> 所给文本:
•••
侯興隆
(中國人民大學 歷史學院,北京 100872)
陪審團制度是現代英美法律體系的重要基石之一,有人即稱贊道:“陪審制度是人類社會為解決社會糾紛而創造的一項古老和堪稱偉大的法律制度,其至今仍然有著強大的生命力和近乎神秘的吸引力。”現代陪審制度由中世紀英國陪審團的法律實踐發展而來,隨著資本主義的興起以及世界市場的逐漸擴展,陪審制從英國傳播到歐洲大陸和美洲,進而又傳播到亞洲,這一點是毫無疑問的。然而,目前學界對1066年諾曼征服后英國實行的陪審制度的起源問題爭議頗多,各種起源理論相互博弈,互不相讓。
有關中世紀英國陪審制起源問題的論爭大約開始于19世紀中期,在此之前,人們對布萊克斯通(William Blackstone)的“撒克遜起源說”深信不疑。他指出:“雖然一些學者試圖將陪審團的起源追溯至我們島上的第一批居民——不列顛人,但可以確定的是,陪審團最早在撒克遜人的殖民地使用。”英國人將陪審團視為民族榮耀,然而以海因里希·布倫納(Heinrich Brunner)為代表的德國法制史學派打破了這一切。布倫納提出“法蘭克起源說”,希望尋找對陪審團起源更科學的解釋,正如其在《陪審法庭的起源》()中所言:“對于法蘭克王室調查與陪審團之間的關系,以前只能是種假設,而現在的研究將證明這一點。”他進一步認為:英國的陪審制來源于法蘭克王室宣誓調查制度,特別是財政宣誓調查,而法蘭克王國又繼承于羅馬帝國。這一制度后來傳入諾曼底,1066年諾曼征服后由威廉一世帶入英國。布倫納的觀點很快成為有關英國陪審團起源的權威結論,至今仍具有很大影響力,而且憲政史家威廉·斯塔布斯(William Stubbs)和F. W. 梅特蘭(F. W. Maitland)也對此觀點表示認同。梅特蘭指出:法蘭克國王和皇帝法庭上適用的特權程序,這就是我們尋找陪審制起源所必須去的地方但“法蘭克起源說”有兩個致命缺陷:一是997年英國國王埃塞爾雷德(King Ethelred)頒布《埃塞爾雷德第三法典》(Ⅲ),12名負責起訴的塞恩(thegns)被認為是起訴陪審團(presentment jury)的原型,這與同時期的法蘭克王室宣誓調查制度不同;二是在諾曼底沒有發現1066年以前有關陪審制的證據,這便無法證明陪審制是經諾曼底傳入英國的。此外,維諾格拉道夫(Paul Vinogradoff)認為《埃塞爾雷德第三法典》中所規定的是一種斯堪的納維亞的制度。20世紀后半葉,多因起源說逐漸興起,中世紀英國陪審團的起源不再被歸于單一。F. M. 斯坦頓(F. M. Stenton)在《盎格魯-撒克遜英格蘭》(-)一書中承認了斯堪的納維亞對于早期英國法律的影響,認為《埃塞爾雷德第三法典》中的起訴陪審團可能來源于斯堪的納維亞的實踐,但他拒絕將陪審團的起源歸于單一,他還提出:盎格魯-諾曼陪審團很可能既來源于加洛林,也來源于英國的實踐。多因起源說已成為英國陪審制起源問題的主流學說,只是具體源流于何處仍有較大爭論。徐浩認為:“陪審制是古代羅馬和日耳曼民族共同的遺產,將它歸入任何單一的起源都與事實相左。”但是,正如拉爾夫·特納(Ralph V. Turner)所說:“不管陪審團的起源是什么,布倫納的觀點不再被認為是這個問題的權威答案。”
•••
> 给定指令 1: 把关于英国陪审制起源的这篇文本中，从“陪審團制度是現代英美法律體系”到“起源理論相互博弈,互不相讓。”这一段原样再写一遍。
•••
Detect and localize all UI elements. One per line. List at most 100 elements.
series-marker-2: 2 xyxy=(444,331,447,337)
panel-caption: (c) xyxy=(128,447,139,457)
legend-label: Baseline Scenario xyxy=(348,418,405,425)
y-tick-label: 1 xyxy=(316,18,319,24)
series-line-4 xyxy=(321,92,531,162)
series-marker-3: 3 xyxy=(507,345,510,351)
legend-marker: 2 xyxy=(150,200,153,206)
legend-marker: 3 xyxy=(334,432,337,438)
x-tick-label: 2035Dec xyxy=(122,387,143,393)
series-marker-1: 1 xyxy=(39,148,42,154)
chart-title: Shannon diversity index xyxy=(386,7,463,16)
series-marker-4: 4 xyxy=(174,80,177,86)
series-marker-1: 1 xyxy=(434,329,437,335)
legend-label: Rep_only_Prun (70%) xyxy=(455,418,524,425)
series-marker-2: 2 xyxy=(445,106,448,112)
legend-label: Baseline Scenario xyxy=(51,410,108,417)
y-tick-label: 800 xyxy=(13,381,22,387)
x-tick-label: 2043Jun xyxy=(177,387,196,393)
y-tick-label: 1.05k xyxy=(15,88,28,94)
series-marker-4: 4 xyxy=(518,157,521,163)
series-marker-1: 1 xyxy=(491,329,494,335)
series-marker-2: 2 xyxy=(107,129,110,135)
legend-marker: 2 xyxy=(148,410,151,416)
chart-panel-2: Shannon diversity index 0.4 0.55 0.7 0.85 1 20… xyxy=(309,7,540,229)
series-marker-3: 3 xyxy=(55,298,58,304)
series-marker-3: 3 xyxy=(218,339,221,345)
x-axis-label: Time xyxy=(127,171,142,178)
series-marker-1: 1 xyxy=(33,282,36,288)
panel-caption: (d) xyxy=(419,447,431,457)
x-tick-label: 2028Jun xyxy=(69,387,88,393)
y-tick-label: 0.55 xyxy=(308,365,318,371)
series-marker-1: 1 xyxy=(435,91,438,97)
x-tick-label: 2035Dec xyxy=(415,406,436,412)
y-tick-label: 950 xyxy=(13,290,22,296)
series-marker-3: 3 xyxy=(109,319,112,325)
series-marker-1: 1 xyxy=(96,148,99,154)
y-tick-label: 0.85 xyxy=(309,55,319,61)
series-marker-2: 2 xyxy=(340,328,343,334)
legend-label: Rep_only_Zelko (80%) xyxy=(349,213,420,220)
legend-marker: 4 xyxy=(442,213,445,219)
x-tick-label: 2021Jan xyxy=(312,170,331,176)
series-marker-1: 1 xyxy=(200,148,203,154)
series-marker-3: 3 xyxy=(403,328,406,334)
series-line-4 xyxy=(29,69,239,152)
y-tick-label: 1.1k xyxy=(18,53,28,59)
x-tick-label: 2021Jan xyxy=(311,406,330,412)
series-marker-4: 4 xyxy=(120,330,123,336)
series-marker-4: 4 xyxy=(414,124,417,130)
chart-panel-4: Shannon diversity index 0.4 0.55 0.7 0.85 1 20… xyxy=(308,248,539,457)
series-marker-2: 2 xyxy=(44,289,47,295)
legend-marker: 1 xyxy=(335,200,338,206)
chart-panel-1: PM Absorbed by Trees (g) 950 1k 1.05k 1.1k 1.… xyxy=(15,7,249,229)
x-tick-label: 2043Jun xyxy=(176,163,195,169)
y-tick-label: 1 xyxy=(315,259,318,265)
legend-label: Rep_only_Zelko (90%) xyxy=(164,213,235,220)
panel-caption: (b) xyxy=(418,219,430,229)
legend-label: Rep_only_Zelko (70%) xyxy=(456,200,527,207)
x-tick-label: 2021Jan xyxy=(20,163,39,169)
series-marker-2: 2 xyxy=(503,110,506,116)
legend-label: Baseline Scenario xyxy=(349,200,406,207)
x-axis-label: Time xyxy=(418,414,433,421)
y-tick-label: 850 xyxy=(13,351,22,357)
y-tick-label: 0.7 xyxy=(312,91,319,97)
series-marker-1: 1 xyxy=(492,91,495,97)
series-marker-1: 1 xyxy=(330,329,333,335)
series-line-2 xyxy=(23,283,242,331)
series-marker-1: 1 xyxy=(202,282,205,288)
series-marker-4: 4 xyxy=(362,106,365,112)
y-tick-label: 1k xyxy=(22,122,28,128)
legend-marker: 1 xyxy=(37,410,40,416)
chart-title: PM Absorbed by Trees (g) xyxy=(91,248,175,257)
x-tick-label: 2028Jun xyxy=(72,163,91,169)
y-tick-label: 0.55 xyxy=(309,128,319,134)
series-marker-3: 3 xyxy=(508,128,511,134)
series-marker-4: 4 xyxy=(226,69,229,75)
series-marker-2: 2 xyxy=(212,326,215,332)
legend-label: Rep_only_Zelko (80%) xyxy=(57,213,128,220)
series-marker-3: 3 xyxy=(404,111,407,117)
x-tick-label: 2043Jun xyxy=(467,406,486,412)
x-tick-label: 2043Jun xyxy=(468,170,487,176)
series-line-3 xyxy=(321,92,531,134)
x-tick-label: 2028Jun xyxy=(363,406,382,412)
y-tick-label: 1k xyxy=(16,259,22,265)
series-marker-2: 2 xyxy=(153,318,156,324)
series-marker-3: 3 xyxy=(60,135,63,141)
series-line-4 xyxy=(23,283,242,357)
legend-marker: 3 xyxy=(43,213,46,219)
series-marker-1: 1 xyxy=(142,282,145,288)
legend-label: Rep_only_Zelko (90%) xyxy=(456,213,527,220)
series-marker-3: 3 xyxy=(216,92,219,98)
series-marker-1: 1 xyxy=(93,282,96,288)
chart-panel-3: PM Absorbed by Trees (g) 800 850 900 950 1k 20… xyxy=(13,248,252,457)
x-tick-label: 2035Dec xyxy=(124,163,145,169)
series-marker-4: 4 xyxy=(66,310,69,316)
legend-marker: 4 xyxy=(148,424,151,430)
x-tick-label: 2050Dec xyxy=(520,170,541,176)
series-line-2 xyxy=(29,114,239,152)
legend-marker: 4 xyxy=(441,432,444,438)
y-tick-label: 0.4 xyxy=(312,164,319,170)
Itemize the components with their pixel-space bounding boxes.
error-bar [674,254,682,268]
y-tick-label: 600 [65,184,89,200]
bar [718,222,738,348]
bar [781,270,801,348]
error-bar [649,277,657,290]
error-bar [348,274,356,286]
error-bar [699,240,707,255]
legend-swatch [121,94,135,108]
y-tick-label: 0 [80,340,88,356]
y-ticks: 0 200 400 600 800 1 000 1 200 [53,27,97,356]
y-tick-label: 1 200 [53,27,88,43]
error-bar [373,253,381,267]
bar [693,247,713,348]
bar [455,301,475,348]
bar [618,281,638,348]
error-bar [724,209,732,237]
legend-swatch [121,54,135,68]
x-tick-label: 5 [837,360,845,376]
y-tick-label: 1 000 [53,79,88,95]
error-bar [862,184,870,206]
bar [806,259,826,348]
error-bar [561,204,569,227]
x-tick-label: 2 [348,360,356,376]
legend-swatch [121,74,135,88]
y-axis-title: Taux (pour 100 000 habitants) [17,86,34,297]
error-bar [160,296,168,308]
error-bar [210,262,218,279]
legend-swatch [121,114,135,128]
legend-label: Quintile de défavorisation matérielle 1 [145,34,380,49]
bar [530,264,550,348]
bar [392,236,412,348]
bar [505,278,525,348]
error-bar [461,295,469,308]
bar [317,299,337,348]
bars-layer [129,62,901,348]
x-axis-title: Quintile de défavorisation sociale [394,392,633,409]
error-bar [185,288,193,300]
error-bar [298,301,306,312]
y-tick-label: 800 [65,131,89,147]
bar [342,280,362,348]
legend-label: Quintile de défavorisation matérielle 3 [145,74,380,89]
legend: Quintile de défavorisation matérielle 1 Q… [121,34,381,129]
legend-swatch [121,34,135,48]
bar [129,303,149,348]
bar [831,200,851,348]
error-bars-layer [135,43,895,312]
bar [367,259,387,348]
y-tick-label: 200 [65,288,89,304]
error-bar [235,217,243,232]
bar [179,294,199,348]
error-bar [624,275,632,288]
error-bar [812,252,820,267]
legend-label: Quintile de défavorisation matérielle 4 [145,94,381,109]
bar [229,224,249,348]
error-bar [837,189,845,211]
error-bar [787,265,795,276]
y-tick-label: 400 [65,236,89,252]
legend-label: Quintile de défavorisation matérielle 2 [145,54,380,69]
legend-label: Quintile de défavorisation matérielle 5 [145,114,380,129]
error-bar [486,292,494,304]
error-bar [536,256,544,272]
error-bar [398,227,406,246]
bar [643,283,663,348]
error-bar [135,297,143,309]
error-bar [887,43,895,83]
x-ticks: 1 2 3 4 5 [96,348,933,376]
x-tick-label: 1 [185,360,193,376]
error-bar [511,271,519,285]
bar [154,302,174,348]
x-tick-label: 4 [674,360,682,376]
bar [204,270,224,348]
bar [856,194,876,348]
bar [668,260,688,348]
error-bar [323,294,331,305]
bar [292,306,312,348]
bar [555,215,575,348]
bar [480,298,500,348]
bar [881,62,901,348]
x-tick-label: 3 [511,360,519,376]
•••
> 给定指令 2: 把上面的记录从开头一直到含有“x-tick-label: 2021Jan xyxy=(311,406,330,412)”的那一行逐字照抄下来，首尾两行都包括在内。

> 完整输出 1:
陪審團制度是現代英美法律體系的重要基石之一,有人即稱贊道:“陪審制度是人類社會為解決社會糾紛而創造的一項古老和堪稱偉大的法律制度,其至今仍然有著強大的生命力和近乎神秘的吸引力。”現代陪審制度由中世紀英國陪審團的法律實踐發展而來,隨著資本主義的興起以及世界市場的逐漸擴展,陪審制從英國傳播到歐洲大陸和美洲,進而又傳播到亞洲,這一點是毫無疑問的。然而,目前學界對1066年諾曼征服后英國實行的陪審制度的起源問題爭議頗多,各種起源理論相互博弈,互不相讓。

> 完整输出 2:
Detect and localize all UI elements. One per line. List at most 100 elements.
series-marker-2: 2 xyxy=(444,331,447,337)
panel-caption: (c) xyxy=(128,447,139,457)
legend-label: Baseline Scenario xyxy=(348,418,405,425)
y-tick-label: 1 xyxy=(316,18,319,24)
series-line-4 xyxy=(321,92,531,162)
series-marker-3: 3 xyxy=(507,345,510,351)
legend-marker: 2 xyxy=(150,200,153,206)
legend-marker: 3 xyxy=(334,432,337,438)
x-tick-label: 2035Dec xyxy=(122,387,143,393)
series-marker-1: 1 xyxy=(39,148,42,154)
chart-title: Shannon diversity index xyxy=(386,7,463,16)
series-marker-4: 4 xyxy=(174,80,177,86)
series-marker-1: 1 xyxy=(434,329,437,335)
legend-label: Rep_only_Prun (70%) xyxy=(455,418,524,425)
series-marker-2: 2 xyxy=(445,106,448,112)
legend-label: Baseline Scenario xyxy=(51,410,108,417)
y-tick-label: 800 xyxy=(13,381,22,387)
x-tick-label: 2043Jun xyxy=(177,387,196,393)
y-tick-label: 1.05k xyxy=(15,88,28,94)
series-marker-4: 4 xyxy=(518,157,521,163)
series-marker-1: 1 xyxy=(491,329,494,335)
series-marker-2: 2 xyxy=(107,129,110,135)
legend-marker: 2 xyxy=(148,410,151,416)
chart-panel-2: Shannon diversity index 0.4 0.55 0.7 0.85 1 20… xyxy=(309,7,540,229)
series-marker-3: 3 xyxy=(55,298,58,304)
series-marker-3: 3 xyxy=(218,339,221,345)
x-axis-label: Time xyxy=(127,171,142,178)
series-marker-1: 1 xyxy=(33,282,36,288)
panel-caption: (d) xyxy=(419,447,431,457)
x-tick-label: 2028Jun xyxy=(69,387,88,393)
y-tick-label: 0.55 xyxy=(308,365,318,371)
series-marker-1: 1 xyxy=(435,91,438,97)
x-tick-label: 2035Dec xyxy=(415,406,436,412)
y-tick-label: 950 xyxy=(13,290,22,296)
series-marker-3: 3 xyxy=(109,319,112,325)
series-marker-1: 1 xyxy=(96,148,99,154)
y-tick-label: 0.85 xyxy=(309,55,319,61)
series-marker-2: 2 xyxy=(340,328,343,334)
legend-label: Rep_only_Zelko (80%) xyxy=(349,213,420,220)
legend-marker: 4 xyxy=(442,213,445,219)
x-tick-label: 2021Jan xyxy=(312,170,331,176)
series-marker-1: 1 xyxy=(200,148,203,154)
series-marker-3: 3 xyxy=(403,328,406,334)
series-line-4 xyxy=(29,69,239,152)
y-tick-label: 1.1k xyxy=(18,53,28,59)
x-tick-label: 2021Jan xyxy=(311,406,330,412)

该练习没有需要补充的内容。